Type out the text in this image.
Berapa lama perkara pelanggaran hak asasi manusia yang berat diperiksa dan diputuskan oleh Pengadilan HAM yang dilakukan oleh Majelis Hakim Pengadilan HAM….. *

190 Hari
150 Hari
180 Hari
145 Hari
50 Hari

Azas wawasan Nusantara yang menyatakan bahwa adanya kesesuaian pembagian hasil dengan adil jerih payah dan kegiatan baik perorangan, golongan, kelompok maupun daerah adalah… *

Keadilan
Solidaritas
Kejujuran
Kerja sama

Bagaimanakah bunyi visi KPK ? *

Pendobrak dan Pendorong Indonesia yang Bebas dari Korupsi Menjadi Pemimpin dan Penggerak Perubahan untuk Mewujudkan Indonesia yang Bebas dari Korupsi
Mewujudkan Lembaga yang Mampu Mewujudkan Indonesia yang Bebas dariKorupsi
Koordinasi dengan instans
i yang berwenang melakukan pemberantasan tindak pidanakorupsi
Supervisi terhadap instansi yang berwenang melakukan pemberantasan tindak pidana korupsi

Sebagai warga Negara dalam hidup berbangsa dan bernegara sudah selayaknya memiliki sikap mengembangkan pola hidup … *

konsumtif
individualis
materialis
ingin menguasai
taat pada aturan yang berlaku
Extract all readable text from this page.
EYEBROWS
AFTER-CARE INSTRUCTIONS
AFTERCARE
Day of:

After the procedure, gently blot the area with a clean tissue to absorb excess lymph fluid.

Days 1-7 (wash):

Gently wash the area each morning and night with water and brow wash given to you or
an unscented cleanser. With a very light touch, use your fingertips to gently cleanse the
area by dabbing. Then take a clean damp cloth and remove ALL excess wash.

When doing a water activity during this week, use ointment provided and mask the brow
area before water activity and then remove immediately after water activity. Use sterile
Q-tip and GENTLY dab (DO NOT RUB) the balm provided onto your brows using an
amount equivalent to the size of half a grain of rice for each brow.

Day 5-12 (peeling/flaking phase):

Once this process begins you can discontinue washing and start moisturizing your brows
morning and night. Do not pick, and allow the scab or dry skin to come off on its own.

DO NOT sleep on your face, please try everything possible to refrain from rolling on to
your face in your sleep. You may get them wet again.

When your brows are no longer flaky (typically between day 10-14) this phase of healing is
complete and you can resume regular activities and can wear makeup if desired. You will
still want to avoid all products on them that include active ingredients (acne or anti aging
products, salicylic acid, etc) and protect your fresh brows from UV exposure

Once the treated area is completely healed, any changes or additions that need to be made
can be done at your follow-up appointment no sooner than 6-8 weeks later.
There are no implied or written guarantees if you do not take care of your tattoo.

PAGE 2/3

- WHAT TO WORK ON: Your task is to pick out every line with the string "them" and copy it.

- THE ANSWER:
your face in your sleep. You may get them wet again.
still want to avoid all products on them that include active ingredients (acne or anti aging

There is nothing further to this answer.